Task statement: Work out how many lines of the material below mention the word "type"; reply with the number only.

Records for the task:
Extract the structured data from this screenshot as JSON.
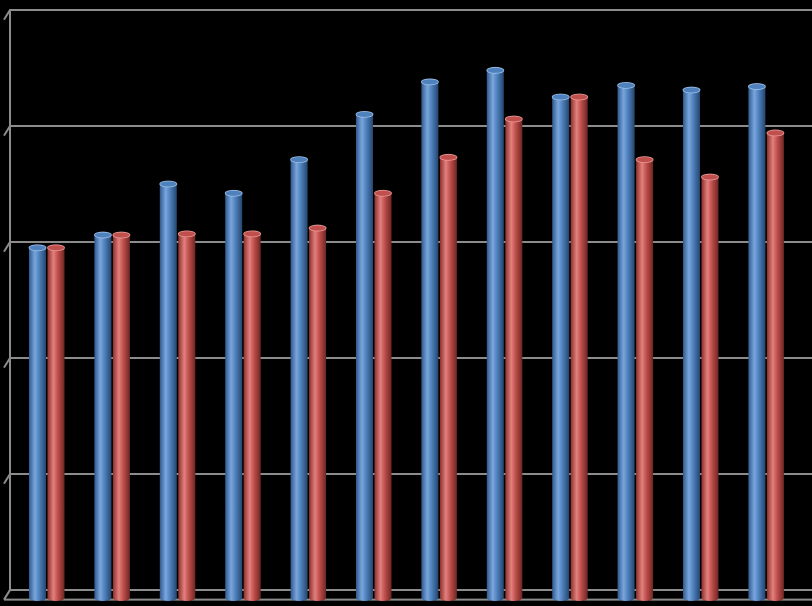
{
  "chart_data": {
    "type": "bar",
    "style": "3d-cylinder",
    "categories": [
      "",
      "",
      "",
      "",
      "",
      "",
      "",
      "",
      "",
      "",
      "",
      ""
    ],
    "series": [
      {
        "color": "#4f81bd",
        "values": [
          295,
          306,
          350,
          342,
          371,
          410,
          438,
          448,
          425,
          435,
          431,
          434
        ]
      },
      {
        "color": "#c0504d",
        "values": [
          295,
          306,
          307,
          307,
          312,
          342,
          373,
          406,
          425,
          371,
          356,
          394
        ]
      }
    ],
    "ylim": [
      0,
      500
    ],
    "gridlines": 5,
    "grid": true,
    "background": "#000000",
    "gridline_color": "#8c8c8c"
  }
}
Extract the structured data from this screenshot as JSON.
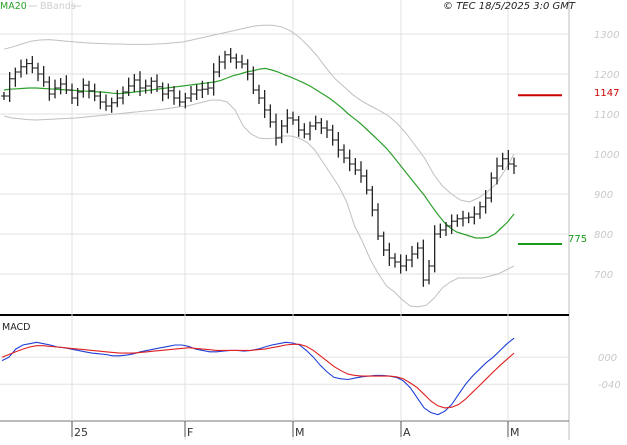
{
  "header": {
    "legend_ma": "MA20",
    "legend_bb": "BBands",
    "copyright": "© TEC 18/5/2025 3:0 GMT"
  },
  "levels": {
    "red_label": "1147",
    "green_label": "775"
  },
  "macd_panel": {
    "label": "MACD"
  },
  "colors": {
    "price": "#222222",
    "ma": "#2ca02c",
    "bbands": "#c0c0c0",
    "macd": "#1f3fd6",
    "signal": "#e02020",
    "red_level": "#cc0000",
    "green_level": "#1a9a1a",
    "grid": "#e2e2e2"
  },
  "chart_data": [
    {
      "type": "ohlc",
      "title": "",
      "yticks": [
        700,
        800,
        900,
        1000,
        1100,
        1200,
        1300
      ],
      "ylim": [
        610,
        1340
      ],
      "xticks": [
        {
          "label": "25",
          "i": 12
        },
        {
          "label": "F",
          "i": 32
        },
        {
          "label": "M",
          "i": 51
        },
        {
          "label": "A",
          "i": 70
        },
        {
          "label": "M",
          "i": 89
        }
      ],
      "levels": [
        {
          "name": "red",
          "value": 1147
        },
        {
          "name": "green",
          "value": 775
        }
      ],
      "close": [
        1145,
        1188,
        1205,
        1218,
        1226,
        1215,
        1200,
        1180,
        1150,
        1165,
        1175,
        1160,
        1140,
        1155,
        1172,
        1158,
        1145,
        1130,
        1120,
        1128,
        1140,
        1155,
        1170,
        1185,
        1165,
        1170,
        1182,
        1168,
        1150,
        1158,
        1140,
        1130,
        1140,
        1150,
        1160,
        1162,
        1165,
        1205,
        1230,
        1248,
        1240,
        1230,
        1225,
        1200,
        1160,
        1140,
        1110,
        1080,
        1040,
        1070,
        1090,
        1085,
        1060,
        1050,
        1070,
        1078,
        1065,
        1060,
        1035,
        1010,
        990,
        975,
        960,
        945,
        910,
        860,
        795,
        760,
        740,
        730,
        720,
        735,
        750,
        765,
        685,
        720,
        800,
        810,
        820,
        832,
        838,
        840,
        842,
        850,
        868,
        890,
        940,
        970,
        988,
        975,
        970
      ],
      "ma20": [
        1160,
        1162,
        1163,
        1164,
        1165,
        1165,
        1164,
        1163,
        1162,
        1161,
        1160,
        1159,
        1158,
        1157,
        1156,
        1155,
        1154,
        1152,
        1151,
        1152,
        1154,
        1156,
        1158,
        1160,
        1162,
        1164,
        1166,
        1168,
        1170,
        1172,
        1174,
        1176,
        1178,
        1180,
        1184,
        1190,
        1196,
        1200,
        1205,
        1208,
        1212,
        1214,
        1210,
        1205,
        1198,
        1192,
        1185,
        1178,
        1170,
        1160,
        1150,
        1140,
        1128,
        1115,
        1100,
        1088,
        1075,
        1060,
        1045,
        1030,
        1014,
        995,
        975,
        955,
        935,
        915,
        895,
        872,
        850,
        830,
        815,
        805,
        800,
        795,
        790,
        790,
        792,
        800,
        815,
        830,
        850
      ],
      "bb_upper": [
        1262,
        1268,
        1275,
        1282,
        1285,
        1286,
        1284,
        1282,
        1280,
        1278,
        1277,
        1276,
        1275,
        1275,
        1274,
        1274,
        1274,
        1275,
        1276,
        1278,
        1280,
        1285,
        1290,
        1295,
        1300,
        1305,
        1310,
        1315,
        1320,
        1322,
        1322,
        1318,
        1308,
        1292,
        1270,
        1245,
        1215,
        1188,
        1168,
        1148,
        1132,
        1120,
        1108,
        1095,
        1075,
        1050,
        1020,
        990,
        950,
        920,
        900,
        885,
        880,
        890,
        905,
        925,
        960,
        1000
      ],
      "bb_lower": [
        1095,
        1090,
        1088,
        1086,
        1085,
        1086,
        1087,
        1088,
        1089,
        1090,
        1092,
        1094,
        1096,
        1098,
        1100,
        1102,
        1104,
        1106,
        1108,
        1110,
        1112,
        1115,
        1118,
        1120,
        1125,
        1130,
        1135,
        1135,
        1130,
        1110,
        1070,
        1050,
        1040,
        1038,
        1040,
        1045,
        1045,
        1040,
        1030,
        1010,
        980,
        950,
        920,
        880,
        820,
        780,
        735,
        700,
        670,
        655,
        635,
        620,
        618,
        622,
        640,
        665,
        680,
        690,
        690,
        690,
        690,
        695,
        700,
        710,
        720
      ],
      "ma_start": 0,
      "bb_start": 0
    },
    {
      "type": "line",
      "title": "",
      "ylim": [
        -90,
        55
      ],
      "yticks": [
        0,
        -40
      ],
      "ytick_labels": [
        "000",
        "-040"
      ],
      "series": [
        {
          "key": "macd",
          "values": [
            -5,
            0,
            12,
            18,
            20,
            22,
            20,
            18,
            15,
            14,
            12,
            10,
            8,
            6,
            5,
            4,
            2,
            2,
            3,
            5,
            8,
            10,
            12,
            14,
            16,
            18,
            18,
            16,
            12,
            10,
            8,
            8,
            9,
            10,
            10,
            9,
            10,
            12,
            15,
            18,
            20,
            22,
            21,
            18,
            10,
            0,
            -12,
            -22,
            -30,
            -32,
            -33,
            -31,
            -29,
            -28,
            -27,
            -27,
            -28,
            -30,
            -35,
            -45,
            -60,
            -75,
            -82,
            -85,
            -80,
            -70,
            -55,
            -40,
            -28,
            -18,
            -8,
            0,
            10,
            20,
            28
          ]
        },
        {
          "key": "signal",
          "values": [
            0,
            4,
            8,
            12,
            15,
            17,
            17,
            16,
            15,
            14,
            13,
            12,
            11,
            10,
            9,
            8,
            7,
            6,
            6,
            6,
            7,
            8,
            9,
            10,
            11,
            12,
            13,
            14,
            13,
            12,
            11,
            10,
            10,
            10,
            10,
            10,
            10,
            11,
            12,
            14,
            16,
            18,
            19,
            19,
            16,
            10,
            2,
            -6,
            -14,
            -20,
            -25,
            -27,
            -28,
            -28,
            -28,
            -28,
            -28,
            -29,
            -32,
            -38,
            -45,
            -55,
            -65,
            -72,
            -75,
            -74,
            -70,
            -62,
            -52,
            -42,
            -32,
            -22,
            -12,
            -3,
            6
          ]
        }
      ]
    }
  ]
}
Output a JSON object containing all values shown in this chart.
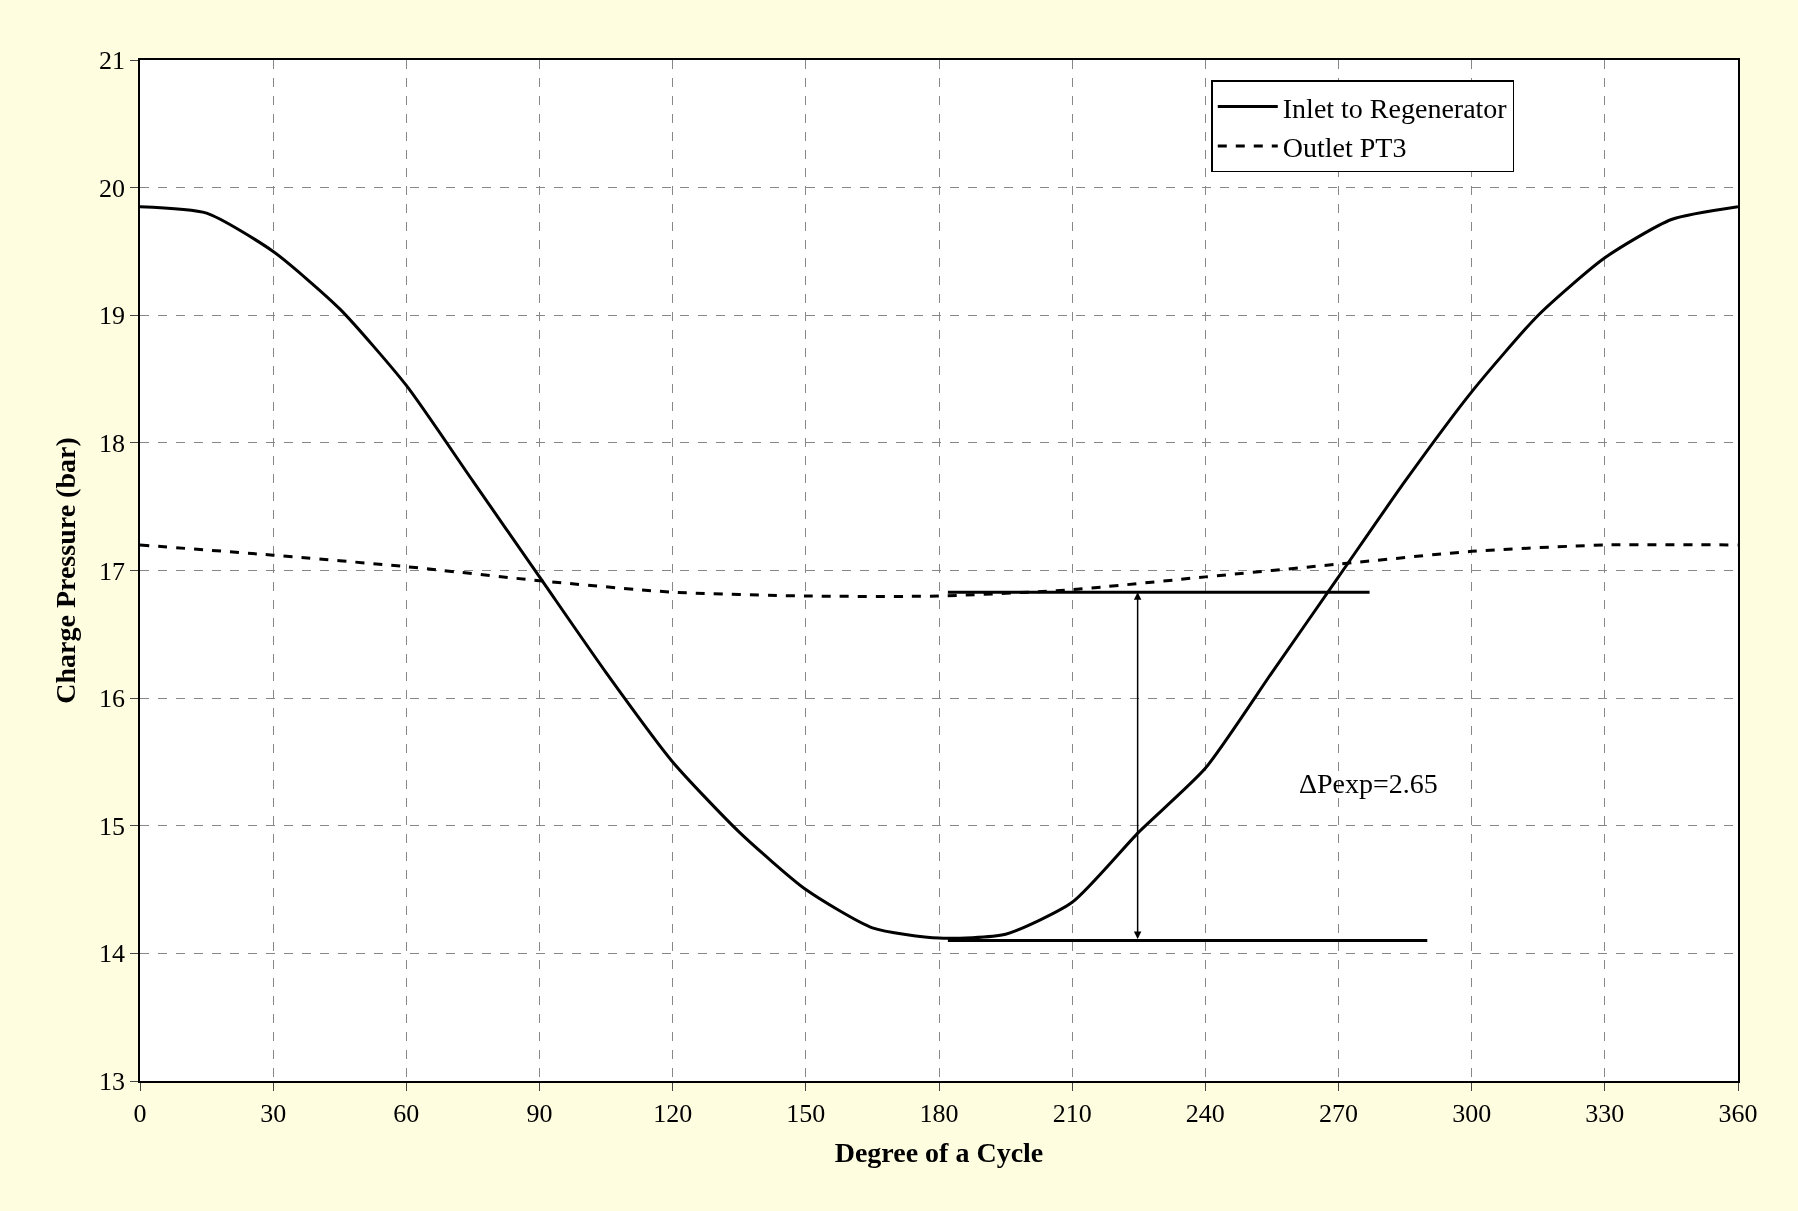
{
  "chart_data": {
    "type": "line",
    "xlabel": "Degree of a Cycle",
    "ylabel": "Charge Pressure (bar)",
    "x": [
      0,
      15,
      30,
      45,
      60,
      75,
      90,
      105,
      120,
      135,
      150,
      165,
      180,
      195,
      210,
      225,
      240,
      255,
      270,
      285,
      300,
      315,
      330,
      345,
      360
    ],
    "series": [
      {
        "name": "Inlet to Regenerator",
        "color": "#000000",
        "line_style": "solid",
        "values": [
          19.85,
          19.8,
          19.5,
          19.05,
          18.45,
          17.7,
          16.95,
          16.2,
          15.5,
          14.95,
          14.5,
          14.2,
          14.12,
          14.15,
          14.4,
          14.95,
          15.45,
          16.2,
          16.95,
          17.7,
          18.4,
          19.0,
          19.45,
          19.75,
          19.85
        ]
      },
      {
        "name": "Outlet PT3",
        "color": "#000000",
        "line_style": "dashed",
        "x": [
          0,
          30,
          60,
          90,
          120,
          150,
          180,
          210,
          240,
          270,
          300,
          330,
          360
        ],
        "values": [
          17.2,
          17.12,
          17.03,
          16.92,
          16.83,
          16.8,
          16.8,
          16.85,
          16.95,
          17.05,
          17.15,
          17.2,
          17.2
        ]
      },
      {
        "color": "#000000",
        "line_style": "solid",
        "x": [
          182,
          277
        ],
        "values": [
          16.83,
          16.83
        ]
      },
      {
        "color": "#000000",
        "line_style": "solid",
        "x": [
          182,
          290
        ],
        "values": [
          14.1,
          14.1
        ]
      }
    ],
    "annotations": [
      "ΔPexp=2.65"
    ],
    "xlim": [
      0,
      360
    ],
    "xticks": [
      0,
      30,
      60,
      90,
      120,
      150,
      180,
      210,
      240,
      270,
      300,
      330,
      360
    ],
    "ylim": [
      13,
      21
    ],
    "yticks": [
      13,
      14,
      15,
      16,
      17,
      18,
      19,
      20,
      21
    ],
    "grid": true,
    "legend": "top right",
    "marker": "none"
  }
}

Full answer: 4